→ GIVEN REQUEST 1: Translate this sentence from the blog post on financial recalibration into Spanish: "So we decided to ramp up our debt allocation to $2200/month, giving us a modified Debt Freedom Date of November 2020."

→ EXCERPT TO READ:
┄┄┄┄┄┄┄┄┄┄

Saturday, February 17, 2018

Here's What Our Financial Recalibration Looks Like

One thing we've realized over the past 10 months is that budgets and debt repayment plans require periodic recalibration. Emergencies happen. Cars break down. Jobs come and go. Living situations change. Financial situations fluctuate, meaning that the achievement of our long-term goals depend in part on our ability to adapt and be flexible.

When we started this process in April of 2017, we were working with the following constraints:
  • One of us had a somewhat unpredictable contract job
  • One of us had a regular but low-paying job
  • We were repaying three credit cards, two student loans, and a car loan
At that time, we were able to allocate a total of $1600/month to our debts and had calculated a Debt Freedom Date of March of 2022.

By last September, our situation had changed:
So we decided to ramp up our debt allocation to $2200/month, giving us a modified Debt Freedom Date of November 2020.

Now our plan and budget are changing again, and for several reasons:

  • We paid off Credit Card #2, which leaves us with one more credit card and two student loans
  • We broke our lease (via our tax refund) so that we can move from our raucous, sleep-inhibiting apartment building into a quieter but more expensive duplex 
  • My new job pays more...
  • ...but my health insurance is more expensive...
  • ...and we're putting slightly more money into both retirement and an HSA

So what does all of this mean in terms of actual numbers? 

Here's our totally transparent breakdown of the old budget versus the new one:

In sum: rent and health insurance are going up. We'll be contributing slightly more to long-term savings. Our debt repayment allocation is going down. 

Sidenote: We are well aware that the rental is expensive, though for our ridiculously-priced city and given its ideal location (right by a trail and within walking distance of school and work), it's considered reasonable. I'll write another post in a few days that explains our decision to keep renting instead of taking the leap into buying.

Here's what all of this means for the big-picture debt repayment plan:

This new plan is only a couple of months off from the old one in terms of the projected payoff date.

Of course I'm hoping that we'll be able to pay it all off sooner than that, and I think we will, especially if we receive work bonuses. But regardless, this new plan seems reasonable to me because it reflects goals and values that have become increasingly important to us over the past year:
  • Even though it's expensive, we love our community, and we're willing to pay the price to live here.

┄┄┄┄┄┄┄┄┄┄

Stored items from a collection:
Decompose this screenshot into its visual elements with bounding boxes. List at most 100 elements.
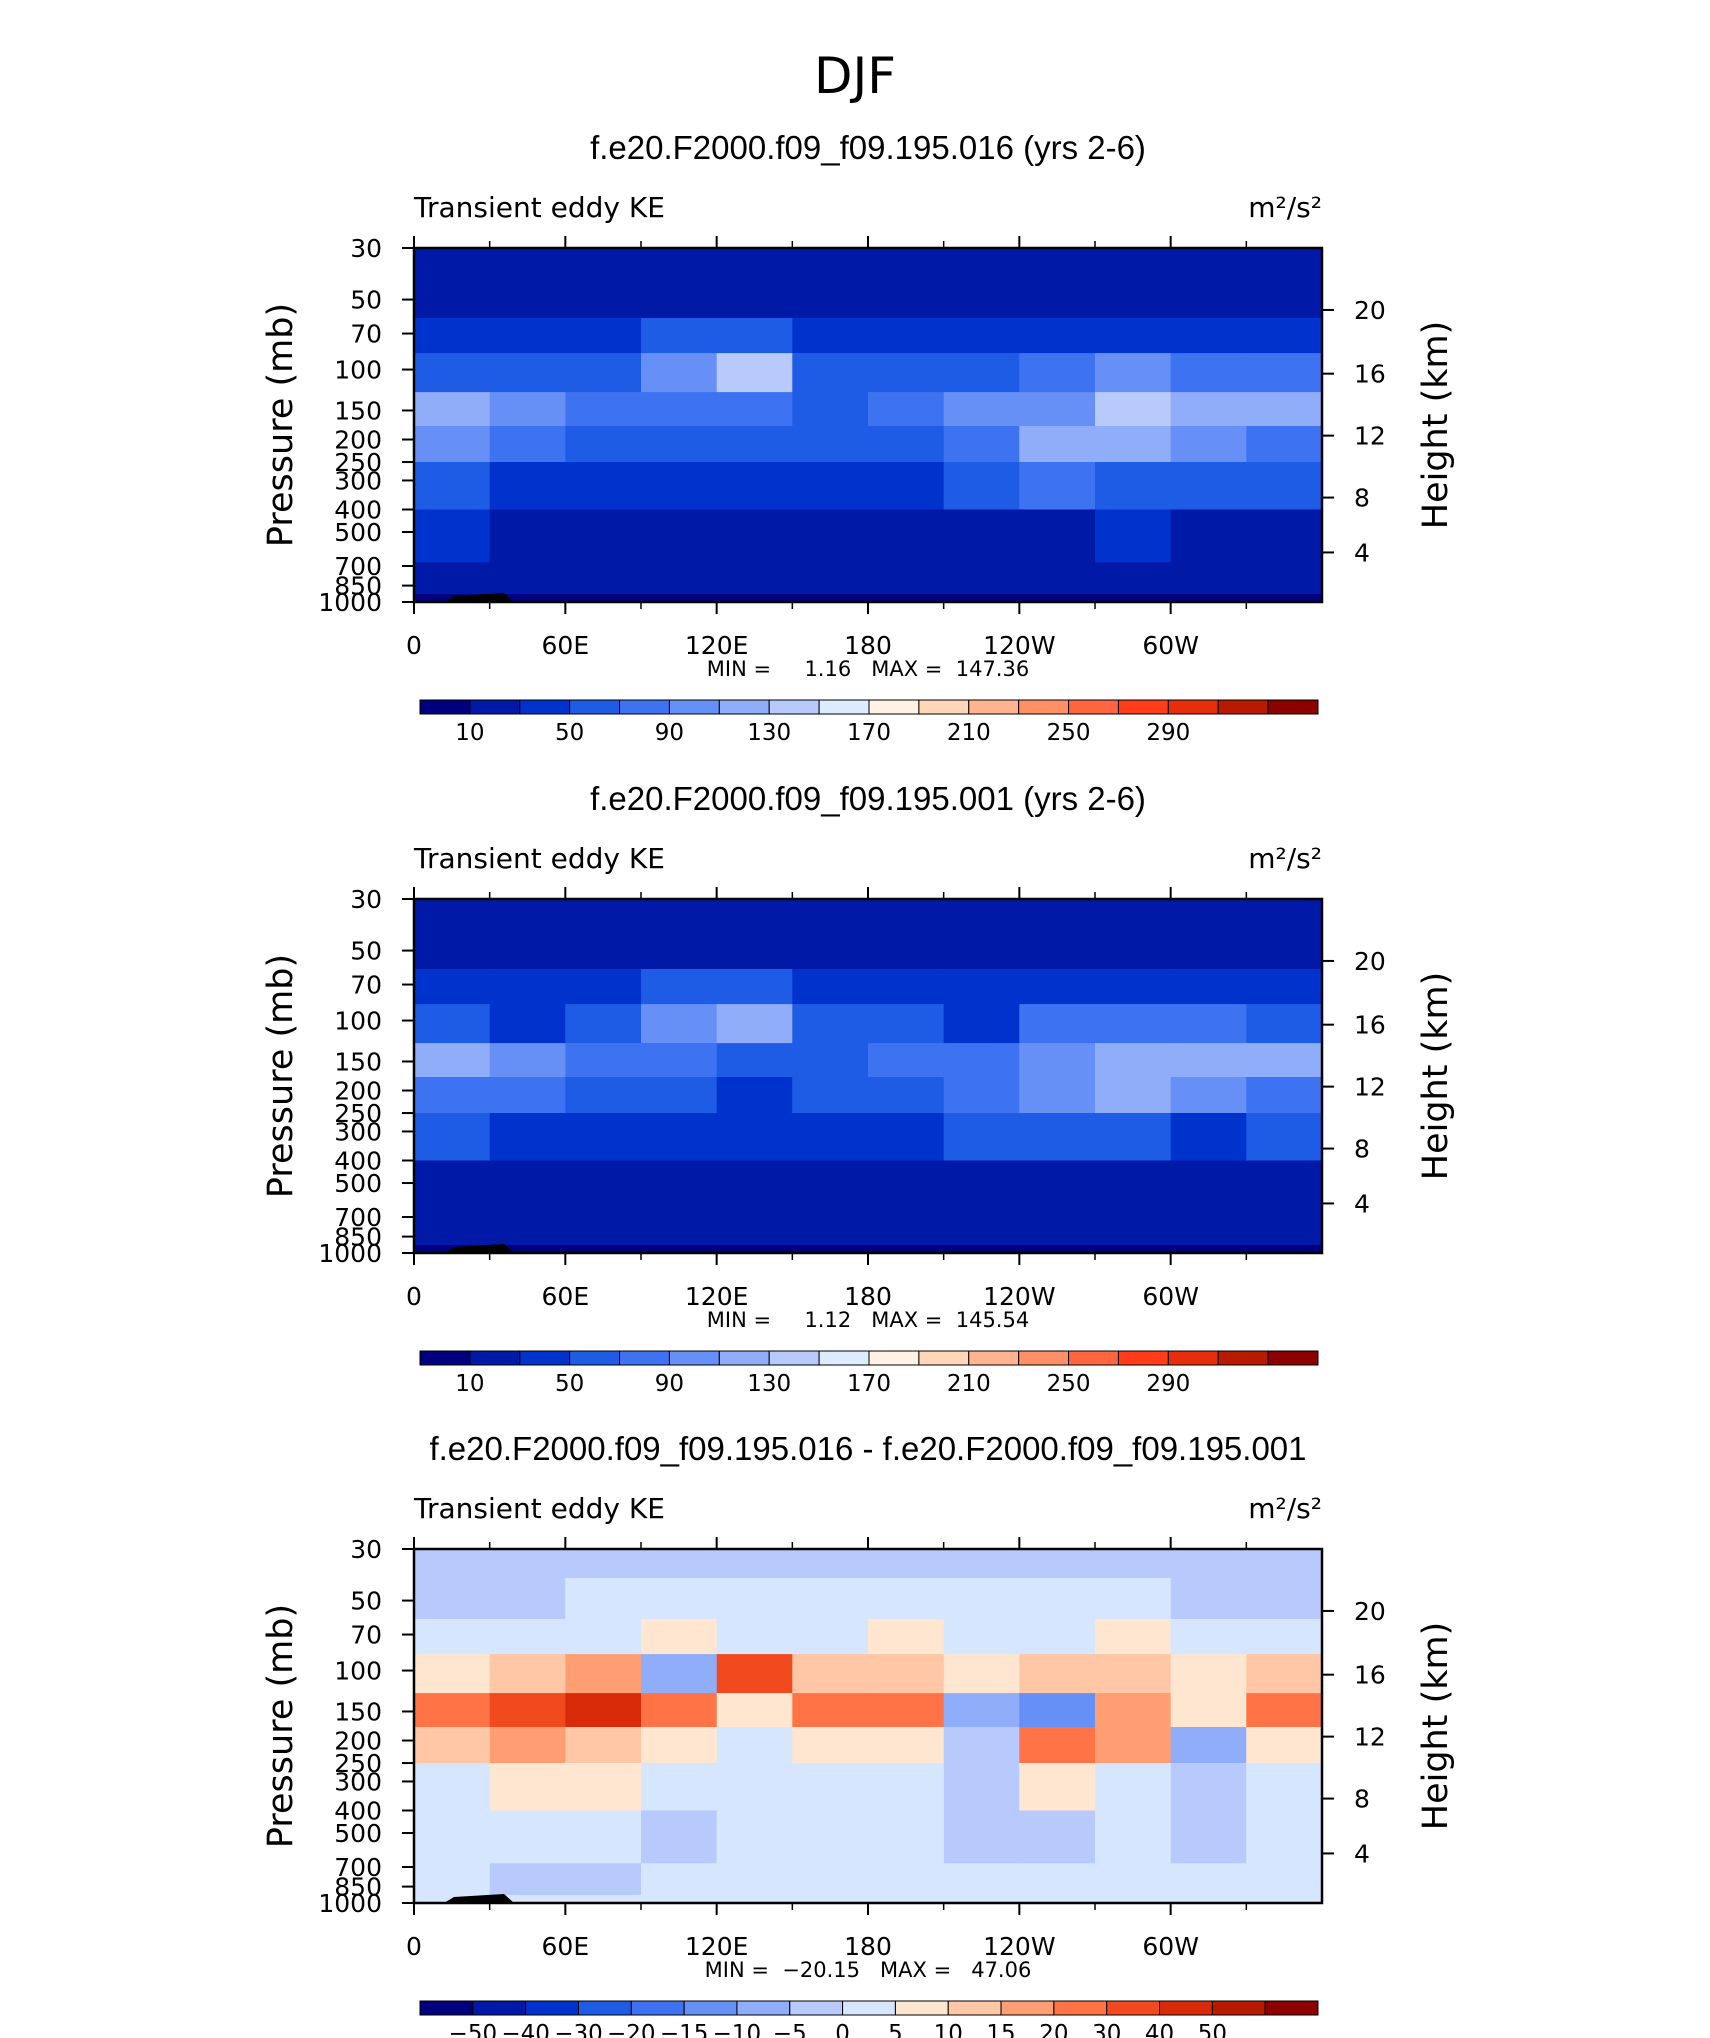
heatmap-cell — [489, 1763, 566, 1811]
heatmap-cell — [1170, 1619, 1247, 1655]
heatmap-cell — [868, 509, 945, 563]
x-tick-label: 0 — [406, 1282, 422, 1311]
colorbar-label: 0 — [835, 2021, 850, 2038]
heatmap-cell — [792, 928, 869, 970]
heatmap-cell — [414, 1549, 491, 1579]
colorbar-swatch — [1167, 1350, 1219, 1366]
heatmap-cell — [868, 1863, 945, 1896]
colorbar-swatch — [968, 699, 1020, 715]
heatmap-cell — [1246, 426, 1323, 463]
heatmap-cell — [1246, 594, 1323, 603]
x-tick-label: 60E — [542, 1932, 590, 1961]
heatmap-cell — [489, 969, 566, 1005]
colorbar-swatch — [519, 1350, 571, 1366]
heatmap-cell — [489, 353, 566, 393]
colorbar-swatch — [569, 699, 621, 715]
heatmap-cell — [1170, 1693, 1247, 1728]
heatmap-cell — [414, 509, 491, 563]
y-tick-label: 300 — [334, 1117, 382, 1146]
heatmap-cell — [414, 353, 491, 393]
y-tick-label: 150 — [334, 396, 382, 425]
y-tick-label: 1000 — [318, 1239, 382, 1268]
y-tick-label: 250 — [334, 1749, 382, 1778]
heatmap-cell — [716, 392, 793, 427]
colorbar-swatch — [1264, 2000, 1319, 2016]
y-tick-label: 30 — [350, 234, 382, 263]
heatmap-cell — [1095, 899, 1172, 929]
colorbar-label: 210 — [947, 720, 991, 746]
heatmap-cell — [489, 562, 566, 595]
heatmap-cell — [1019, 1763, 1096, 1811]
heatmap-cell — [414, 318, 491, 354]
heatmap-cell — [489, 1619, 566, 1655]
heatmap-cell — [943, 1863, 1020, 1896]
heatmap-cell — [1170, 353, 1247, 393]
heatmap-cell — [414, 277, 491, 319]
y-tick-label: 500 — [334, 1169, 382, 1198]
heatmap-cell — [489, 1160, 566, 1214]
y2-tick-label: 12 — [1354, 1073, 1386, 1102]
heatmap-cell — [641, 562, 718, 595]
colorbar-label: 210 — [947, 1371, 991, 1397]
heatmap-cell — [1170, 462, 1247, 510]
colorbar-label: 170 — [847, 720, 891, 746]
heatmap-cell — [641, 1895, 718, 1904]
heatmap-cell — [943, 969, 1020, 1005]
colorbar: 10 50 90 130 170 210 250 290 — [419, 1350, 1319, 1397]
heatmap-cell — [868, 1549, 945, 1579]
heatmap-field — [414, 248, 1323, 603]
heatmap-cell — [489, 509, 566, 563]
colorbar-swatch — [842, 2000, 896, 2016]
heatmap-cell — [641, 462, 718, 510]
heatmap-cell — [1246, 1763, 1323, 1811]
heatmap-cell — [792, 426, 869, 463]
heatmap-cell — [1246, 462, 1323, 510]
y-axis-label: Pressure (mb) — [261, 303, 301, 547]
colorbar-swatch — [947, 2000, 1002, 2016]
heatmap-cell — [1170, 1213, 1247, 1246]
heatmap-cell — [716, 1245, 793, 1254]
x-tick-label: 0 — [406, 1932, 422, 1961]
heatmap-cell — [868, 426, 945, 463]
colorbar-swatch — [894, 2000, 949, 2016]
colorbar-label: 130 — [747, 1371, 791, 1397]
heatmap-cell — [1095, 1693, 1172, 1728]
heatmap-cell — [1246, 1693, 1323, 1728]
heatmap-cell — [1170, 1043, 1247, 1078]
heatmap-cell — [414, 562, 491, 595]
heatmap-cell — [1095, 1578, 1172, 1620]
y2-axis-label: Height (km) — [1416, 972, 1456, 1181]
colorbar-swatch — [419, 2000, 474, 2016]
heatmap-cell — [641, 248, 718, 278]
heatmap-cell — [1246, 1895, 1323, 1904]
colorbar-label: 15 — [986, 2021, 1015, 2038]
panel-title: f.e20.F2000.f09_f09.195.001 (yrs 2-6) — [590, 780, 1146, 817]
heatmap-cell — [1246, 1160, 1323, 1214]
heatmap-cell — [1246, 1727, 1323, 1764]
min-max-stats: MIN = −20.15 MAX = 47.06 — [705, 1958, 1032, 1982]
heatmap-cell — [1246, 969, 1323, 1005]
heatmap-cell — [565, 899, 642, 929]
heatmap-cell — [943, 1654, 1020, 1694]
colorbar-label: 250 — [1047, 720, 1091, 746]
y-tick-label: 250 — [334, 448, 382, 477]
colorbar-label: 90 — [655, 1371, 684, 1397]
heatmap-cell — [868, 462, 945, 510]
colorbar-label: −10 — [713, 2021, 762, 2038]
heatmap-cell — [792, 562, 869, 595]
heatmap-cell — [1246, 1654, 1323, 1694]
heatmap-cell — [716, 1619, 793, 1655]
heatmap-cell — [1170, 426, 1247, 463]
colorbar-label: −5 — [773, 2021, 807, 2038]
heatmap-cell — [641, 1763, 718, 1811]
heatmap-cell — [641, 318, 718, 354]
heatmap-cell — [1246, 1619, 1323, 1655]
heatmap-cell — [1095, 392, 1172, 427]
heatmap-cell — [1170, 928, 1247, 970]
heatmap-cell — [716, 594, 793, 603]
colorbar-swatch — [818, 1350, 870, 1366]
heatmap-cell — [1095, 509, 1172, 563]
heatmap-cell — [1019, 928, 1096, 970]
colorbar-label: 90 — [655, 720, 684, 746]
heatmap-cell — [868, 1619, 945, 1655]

┄┄┄┄┄┄┄┄┄┄

→ GIVEN REQUEST 2: Recast as a numbered list the part of the records that opens with the line containing "heatmap-cell — [489, 1763, 566, 1811]" and closes with the line containing "heatmap-cell — [489, 1619, 566, 1655]", with blank lines left out.

→ FINISHED ANSWER 1: Así que decidimos aumentar nuestra asignación para deudas a $2200 al mes, lo que nos dio una Fecha de Libertad de Deudas modificada de noviembre de 2020.

→ FINISHED ANSWER 2:
1. heatmap-cell — [489, 1763, 566, 1811]
2. heatmap-cell — [1170, 1619, 1247, 1655]
3. heatmap-cell — [868, 509, 945, 563]
4. x-tick-label: 0 — [406, 1282, 422, 1311]
5. colorbar-label: 0 — [835, 2021, 850, 2038]
6. heatmap-cell — [792, 928, 869, 970]
7. heatmap-cell — [414, 1549, 491, 1579]
8. colorbar-swatch — [1167, 1350, 1219, 1366]
9. heatmap-cell — [868, 1863, 945, 1896]
10. colorbar-swatch — [968, 699, 1020, 715]
11. heatmap-cell — [1246, 426, 1323, 463]
12. heatmap-cell — [1246, 594, 1323, 603]
13. x-tick-label: 60E — [542, 1932, 590, 1961]
14. heatmap-cell — [489, 969, 566, 1005]
15. colorbar-swatch — [519, 1350, 571, 1366]
16. heatmap-cell — [489, 353, 566, 393]
17. colorbar-swatch — [569, 699, 621, 715]
18. heatmap-cell — [1170, 1693, 1247, 1728]
19. heatmap-cell — [414, 509, 491, 563]
20. y-tick-label: 300 — [334, 1117, 382, 1146]
21. heatmap-cell — [414, 353, 491, 393]
22. y-tick-label: 150 — [334, 396, 382, 425]
23. y-tick-label: 1000 — [318, 1239, 382, 1268]
24. y-tick-label: 250 — [334, 1749, 382, 1778]
25. heatmap-cell — [716, 392, 793, 427]
26. colorbar-swatch — [1264, 2000, 1319, 2016]
27. y-tick-label: 30 — [350, 234, 382, 263]
28. heatmap-cell — [1095, 899, 1172, 929]
29. colorbar-label: 210 — [947, 720, 991, 746]
30. heatmap-cell — [489, 562, 566, 595]
31. heatmap-cell — [1019, 1763, 1096, 1811]
32. heatmap-cell — [414, 318, 491, 354]
33. heatmap-cell — [489, 1619, 566, 1655]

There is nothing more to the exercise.